> [What you have to do]:
Could you substitute "x-axis-label" for each "x-tick-label" in all of the records below and write them out again, leaving everything else unchanged?

> [Data supplied]:
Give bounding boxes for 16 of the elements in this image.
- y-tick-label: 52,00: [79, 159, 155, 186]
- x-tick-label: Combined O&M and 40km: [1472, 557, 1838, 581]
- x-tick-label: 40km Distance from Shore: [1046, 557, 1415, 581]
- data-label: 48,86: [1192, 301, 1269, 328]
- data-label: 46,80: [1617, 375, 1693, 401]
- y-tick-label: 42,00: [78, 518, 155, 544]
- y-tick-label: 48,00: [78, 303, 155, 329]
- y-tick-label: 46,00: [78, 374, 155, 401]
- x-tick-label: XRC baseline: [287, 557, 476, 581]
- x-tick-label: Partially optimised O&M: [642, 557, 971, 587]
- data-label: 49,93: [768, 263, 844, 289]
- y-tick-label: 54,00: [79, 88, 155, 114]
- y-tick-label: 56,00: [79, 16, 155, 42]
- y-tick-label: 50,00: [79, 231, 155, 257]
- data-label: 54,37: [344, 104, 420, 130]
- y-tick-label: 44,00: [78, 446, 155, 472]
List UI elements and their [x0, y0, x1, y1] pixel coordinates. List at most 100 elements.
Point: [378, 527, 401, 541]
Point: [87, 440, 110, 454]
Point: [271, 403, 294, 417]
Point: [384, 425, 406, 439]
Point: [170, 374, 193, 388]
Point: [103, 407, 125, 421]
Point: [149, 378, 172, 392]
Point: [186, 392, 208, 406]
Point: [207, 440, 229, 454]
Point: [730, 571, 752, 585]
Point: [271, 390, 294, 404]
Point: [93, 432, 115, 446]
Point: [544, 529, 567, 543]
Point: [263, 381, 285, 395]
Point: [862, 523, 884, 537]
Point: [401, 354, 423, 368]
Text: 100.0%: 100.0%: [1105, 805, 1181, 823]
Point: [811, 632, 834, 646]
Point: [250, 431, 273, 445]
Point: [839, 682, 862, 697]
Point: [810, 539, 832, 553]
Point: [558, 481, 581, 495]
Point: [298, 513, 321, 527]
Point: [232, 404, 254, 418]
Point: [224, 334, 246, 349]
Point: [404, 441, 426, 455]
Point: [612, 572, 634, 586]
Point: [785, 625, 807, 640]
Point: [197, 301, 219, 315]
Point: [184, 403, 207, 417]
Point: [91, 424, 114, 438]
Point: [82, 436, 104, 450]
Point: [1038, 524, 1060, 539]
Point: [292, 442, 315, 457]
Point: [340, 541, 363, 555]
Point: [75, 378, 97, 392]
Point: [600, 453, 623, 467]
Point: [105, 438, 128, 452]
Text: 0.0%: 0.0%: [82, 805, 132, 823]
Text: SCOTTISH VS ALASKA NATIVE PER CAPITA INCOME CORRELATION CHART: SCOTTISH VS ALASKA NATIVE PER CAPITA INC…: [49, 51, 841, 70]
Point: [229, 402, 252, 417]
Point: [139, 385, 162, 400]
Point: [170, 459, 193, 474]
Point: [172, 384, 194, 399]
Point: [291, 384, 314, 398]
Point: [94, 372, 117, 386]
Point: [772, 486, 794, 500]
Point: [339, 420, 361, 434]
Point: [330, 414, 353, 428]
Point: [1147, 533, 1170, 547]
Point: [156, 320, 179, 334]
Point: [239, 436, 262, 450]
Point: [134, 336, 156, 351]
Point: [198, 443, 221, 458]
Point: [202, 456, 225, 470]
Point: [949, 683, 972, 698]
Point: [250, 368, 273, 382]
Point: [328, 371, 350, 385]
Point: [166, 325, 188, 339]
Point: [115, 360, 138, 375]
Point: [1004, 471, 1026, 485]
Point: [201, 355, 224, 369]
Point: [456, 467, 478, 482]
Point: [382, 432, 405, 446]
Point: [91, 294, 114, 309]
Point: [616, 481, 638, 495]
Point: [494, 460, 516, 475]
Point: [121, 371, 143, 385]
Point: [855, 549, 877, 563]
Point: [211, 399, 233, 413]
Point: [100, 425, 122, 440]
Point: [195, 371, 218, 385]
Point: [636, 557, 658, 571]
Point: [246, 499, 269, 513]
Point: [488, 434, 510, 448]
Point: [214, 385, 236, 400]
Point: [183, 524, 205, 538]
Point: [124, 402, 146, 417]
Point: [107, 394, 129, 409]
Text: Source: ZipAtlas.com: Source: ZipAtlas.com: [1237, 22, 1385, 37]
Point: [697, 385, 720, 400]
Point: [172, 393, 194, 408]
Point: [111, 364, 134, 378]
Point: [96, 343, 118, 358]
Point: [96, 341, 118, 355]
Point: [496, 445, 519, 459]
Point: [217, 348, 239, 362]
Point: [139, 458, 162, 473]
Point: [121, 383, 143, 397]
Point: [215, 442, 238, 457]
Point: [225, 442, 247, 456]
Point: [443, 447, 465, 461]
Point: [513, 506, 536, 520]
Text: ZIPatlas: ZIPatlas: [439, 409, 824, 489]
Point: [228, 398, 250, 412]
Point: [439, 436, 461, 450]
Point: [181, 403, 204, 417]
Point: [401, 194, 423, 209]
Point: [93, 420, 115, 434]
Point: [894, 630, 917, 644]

> [Finished answer]:
Give bounding boxes for 16 of the elements in this image.
- y-tick-label: 52,00: [79, 159, 155, 186]
- x-axis-label: Combined O&M and 40km: [1472, 557, 1838, 581]
- x-axis-label: 40km Distance from Shore: [1046, 557, 1415, 581]
- data-label: 48,86: [1192, 301, 1269, 328]
- data-label: 46,80: [1617, 375, 1693, 401]
- y-tick-label: 42,00: [78, 518, 155, 544]
- y-tick-label: 48,00: [78, 303, 155, 329]
- y-tick-label: 46,00: [78, 374, 155, 401]
- x-axis-label: XRC baseline: [287, 557, 476, 581]
- x-axis-label: Partially optimised O&M: [642, 557, 971, 587]
- data-label: 49,93: [768, 263, 844, 289]
- y-tick-label: 54,00: [79, 88, 155, 114]
- y-tick-label: 56,00: [79, 16, 155, 42]
- y-tick-label: 50,00: [79, 231, 155, 257]
- data-label: 54,37: [344, 104, 420, 130]
- y-tick-label: 44,00: [78, 446, 155, 472]
List UI elements and their [x0, y0, x1, y1] pixel coordinates. List at most 100 elements.
Point: [378, 527, 401, 541]
Point: [87, 440, 110, 454]
Point: [271, 403, 294, 417]
Point: [384, 425, 406, 439]
Point: [170, 374, 193, 388]
Point: [103, 407, 125, 421]
Point: [149, 378, 172, 392]
Point: [186, 392, 208, 406]
Point: [207, 440, 229, 454]
Point: [730, 571, 752, 585]
Point: [271, 390, 294, 404]
Point: [93, 432, 115, 446]
Point: [544, 529, 567, 543]
Point: [263, 381, 285, 395]
Point: [862, 523, 884, 537]
Point: [401, 354, 423, 368]
Text: 100.0%: 100.0%: [1105, 805, 1181, 823]
Point: [811, 632, 834, 646]
Point: [250, 431, 273, 445]
Point: [839, 682, 862, 697]
Point: [810, 539, 832, 553]
Point: [558, 481, 581, 495]
Point: [298, 513, 321, 527]
Point: [232, 404, 254, 418]
Point: [224, 334, 246, 349]
Point: [404, 441, 426, 455]
Point: [612, 572, 634, 586]
Point: [785, 625, 807, 640]
Point: [197, 301, 219, 315]
Point: [184, 403, 207, 417]
Point: [91, 424, 114, 438]
Point: [82, 436, 104, 450]
Point: [1038, 524, 1060, 539]
Point: [292, 442, 315, 457]
Point: [340, 541, 363, 555]
Point: [75, 378, 97, 392]
Point: [600, 453, 623, 467]
Point: [105, 438, 128, 452]
Text: 0.0%: 0.0%: [82, 805, 132, 823]
Text: SCOTTISH VS ALASKA NATIVE PER CAPITA INCOME CORRELATION CHART: SCOTTISH VS ALASKA NATIVE PER CAPITA INC…: [49, 51, 841, 70]
Point: [229, 402, 252, 417]
Point: [139, 385, 162, 400]
Point: [170, 459, 193, 474]
Point: [172, 384, 194, 399]
Point: [291, 384, 314, 398]
Point: [94, 372, 117, 386]
Point: [772, 486, 794, 500]
Point: [339, 420, 361, 434]
Point: [330, 414, 353, 428]
Point: [1147, 533, 1170, 547]
Point: [156, 320, 179, 334]
Point: [239, 436, 262, 450]
Point: [134, 336, 156, 351]
Point: [198, 443, 221, 458]
Point: [202, 456, 225, 470]
Point: [949, 683, 972, 698]
Point: [250, 368, 273, 382]
Point: [328, 371, 350, 385]
Point: [166, 325, 188, 339]
Point: [115, 360, 138, 375]
Point: [1004, 471, 1026, 485]
Point: [201, 355, 224, 369]
Point: [456, 467, 478, 482]
Point: [382, 432, 405, 446]
Point: [91, 294, 114, 309]
Point: [616, 481, 638, 495]
Point: [494, 460, 516, 475]
Point: [121, 371, 143, 385]
Point: [855, 549, 877, 563]
Point: [211, 399, 233, 413]
Point: [100, 425, 122, 440]
Point: [195, 371, 218, 385]
Point: [636, 557, 658, 571]
Point: [246, 499, 269, 513]
Point: [488, 434, 510, 448]
Point: [214, 385, 236, 400]
Point: [183, 524, 205, 538]
Point: [124, 402, 146, 417]
Point: [107, 394, 129, 409]
Text: Source: ZipAtlas.com: Source: ZipAtlas.com: [1237, 22, 1385, 37]
Point: [697, 385, 720, 400]
Point: [172, 393, 194, 408]
Point: [111, 364, 134, 378]
Point: [96, 343, 118, 358]
Point: [96, 341, 118, 355]
Point: [496, 445, 519, 459]
Point: [217, 348, 239, 362]
Point: [139, 458, 162, 473]
Point: [121, 383, 143, 397]
Point: [215, 442, 238, 457]
Point: [225, 442, 247, 456]
Point: [443, 447, 465, 461]
Point: [513, 506, 536, 520]
Text: ZIPatlas: ZIPatlas: [439, 409, 824, 489]
Point: [228, 398, 250, 412]
Point: [439, 436, 461, 450]
Point: [181, 403, 204, 417]
Point: [401, 194, 423, 209]
Point: [93, 420, 115, 434]
Point: [894, 630, 917, 644]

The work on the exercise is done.